Exercise requirements
Track down each line that has the word "with" and copy it.

Listed records
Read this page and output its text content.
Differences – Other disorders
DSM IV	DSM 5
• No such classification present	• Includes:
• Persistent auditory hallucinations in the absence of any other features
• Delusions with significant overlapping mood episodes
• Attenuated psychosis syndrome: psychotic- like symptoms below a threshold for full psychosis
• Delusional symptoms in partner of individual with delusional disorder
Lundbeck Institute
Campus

==

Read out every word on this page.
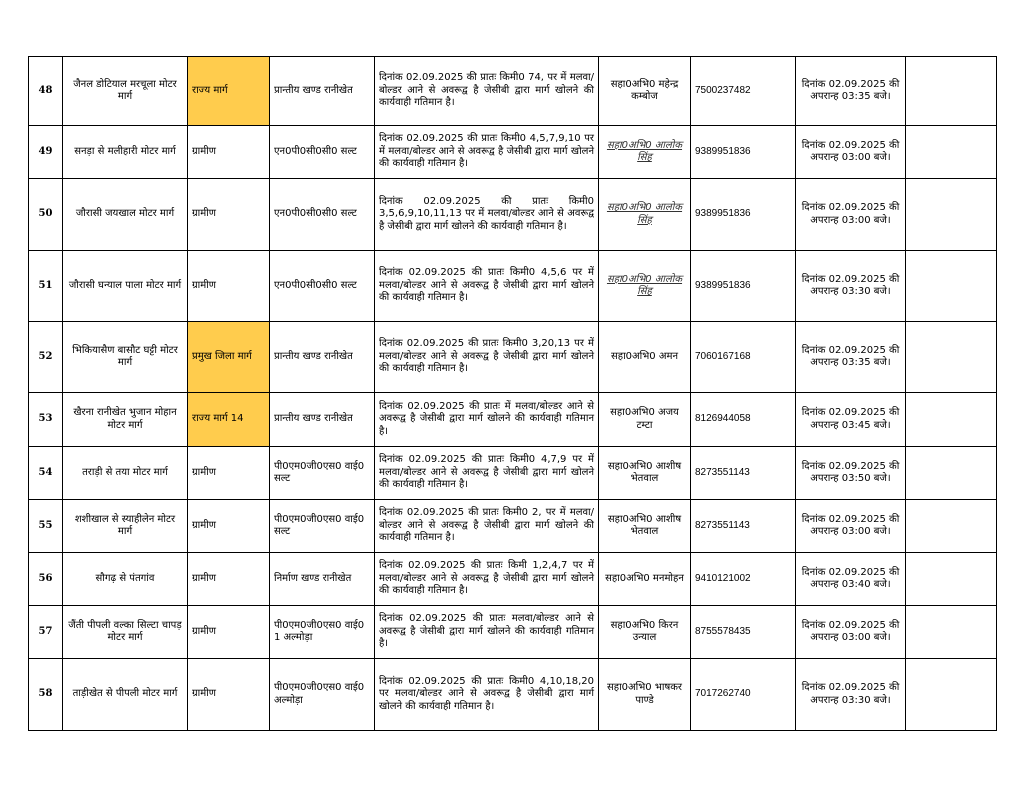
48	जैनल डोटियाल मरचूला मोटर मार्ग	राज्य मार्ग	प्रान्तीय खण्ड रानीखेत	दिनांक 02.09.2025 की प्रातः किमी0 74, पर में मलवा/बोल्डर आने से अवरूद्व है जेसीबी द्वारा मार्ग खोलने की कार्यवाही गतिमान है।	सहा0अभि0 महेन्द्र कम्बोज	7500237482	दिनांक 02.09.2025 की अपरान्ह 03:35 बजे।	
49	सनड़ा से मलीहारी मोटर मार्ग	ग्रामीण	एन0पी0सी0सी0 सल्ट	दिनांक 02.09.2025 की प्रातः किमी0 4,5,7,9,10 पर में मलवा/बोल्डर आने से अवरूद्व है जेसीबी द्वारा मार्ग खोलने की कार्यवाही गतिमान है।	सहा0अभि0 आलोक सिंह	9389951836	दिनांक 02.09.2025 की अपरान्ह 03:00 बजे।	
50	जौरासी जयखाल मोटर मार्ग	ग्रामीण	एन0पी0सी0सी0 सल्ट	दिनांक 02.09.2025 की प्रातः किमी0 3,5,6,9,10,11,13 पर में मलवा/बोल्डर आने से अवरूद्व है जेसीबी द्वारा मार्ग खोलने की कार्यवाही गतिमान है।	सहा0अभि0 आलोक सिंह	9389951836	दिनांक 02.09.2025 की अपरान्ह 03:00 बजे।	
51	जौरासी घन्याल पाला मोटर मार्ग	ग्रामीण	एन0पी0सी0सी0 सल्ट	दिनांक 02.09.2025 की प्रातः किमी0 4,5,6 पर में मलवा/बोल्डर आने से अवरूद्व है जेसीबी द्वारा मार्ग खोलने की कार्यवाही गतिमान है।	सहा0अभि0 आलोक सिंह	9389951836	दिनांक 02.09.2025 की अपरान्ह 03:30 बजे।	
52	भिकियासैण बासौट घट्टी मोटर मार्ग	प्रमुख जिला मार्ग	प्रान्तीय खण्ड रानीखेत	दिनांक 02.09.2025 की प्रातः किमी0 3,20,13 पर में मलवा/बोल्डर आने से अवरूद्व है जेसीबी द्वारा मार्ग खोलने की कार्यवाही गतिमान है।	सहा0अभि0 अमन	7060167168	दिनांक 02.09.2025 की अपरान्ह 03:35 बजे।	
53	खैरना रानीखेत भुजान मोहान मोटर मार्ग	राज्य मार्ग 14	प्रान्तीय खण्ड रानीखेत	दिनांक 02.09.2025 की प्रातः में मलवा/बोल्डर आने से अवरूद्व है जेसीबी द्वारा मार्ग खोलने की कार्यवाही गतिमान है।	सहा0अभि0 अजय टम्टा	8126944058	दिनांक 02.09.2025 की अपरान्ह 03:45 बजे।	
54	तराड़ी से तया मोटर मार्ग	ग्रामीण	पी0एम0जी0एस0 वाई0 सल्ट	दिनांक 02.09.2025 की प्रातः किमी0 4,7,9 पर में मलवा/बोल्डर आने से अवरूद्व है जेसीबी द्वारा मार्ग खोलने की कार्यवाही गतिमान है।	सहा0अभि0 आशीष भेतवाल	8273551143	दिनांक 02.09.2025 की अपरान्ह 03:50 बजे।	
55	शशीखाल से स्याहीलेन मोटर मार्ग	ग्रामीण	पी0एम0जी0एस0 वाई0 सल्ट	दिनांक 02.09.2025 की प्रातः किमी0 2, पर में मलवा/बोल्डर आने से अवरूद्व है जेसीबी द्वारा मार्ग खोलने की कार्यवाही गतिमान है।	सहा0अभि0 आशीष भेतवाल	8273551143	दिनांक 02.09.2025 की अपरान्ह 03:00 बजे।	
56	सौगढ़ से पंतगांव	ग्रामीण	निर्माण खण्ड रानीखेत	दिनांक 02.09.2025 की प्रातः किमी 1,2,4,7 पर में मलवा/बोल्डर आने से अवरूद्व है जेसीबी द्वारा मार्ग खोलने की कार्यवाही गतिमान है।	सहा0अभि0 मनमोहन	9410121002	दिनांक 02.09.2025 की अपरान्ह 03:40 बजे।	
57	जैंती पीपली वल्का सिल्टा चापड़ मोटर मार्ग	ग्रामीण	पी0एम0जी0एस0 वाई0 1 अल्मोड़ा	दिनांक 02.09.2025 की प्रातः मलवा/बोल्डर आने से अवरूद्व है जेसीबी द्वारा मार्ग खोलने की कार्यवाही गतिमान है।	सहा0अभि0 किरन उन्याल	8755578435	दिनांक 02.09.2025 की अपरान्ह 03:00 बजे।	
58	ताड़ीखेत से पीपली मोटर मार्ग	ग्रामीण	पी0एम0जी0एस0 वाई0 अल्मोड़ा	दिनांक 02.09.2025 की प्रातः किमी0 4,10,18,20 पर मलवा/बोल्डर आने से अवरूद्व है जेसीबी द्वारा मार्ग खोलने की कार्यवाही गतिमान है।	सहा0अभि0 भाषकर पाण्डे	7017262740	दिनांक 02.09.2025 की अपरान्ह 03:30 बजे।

Result for this exercise
• Delusions with significant overlapping mood episodes
• Delusional symptoms in partner of individual with delusional disorder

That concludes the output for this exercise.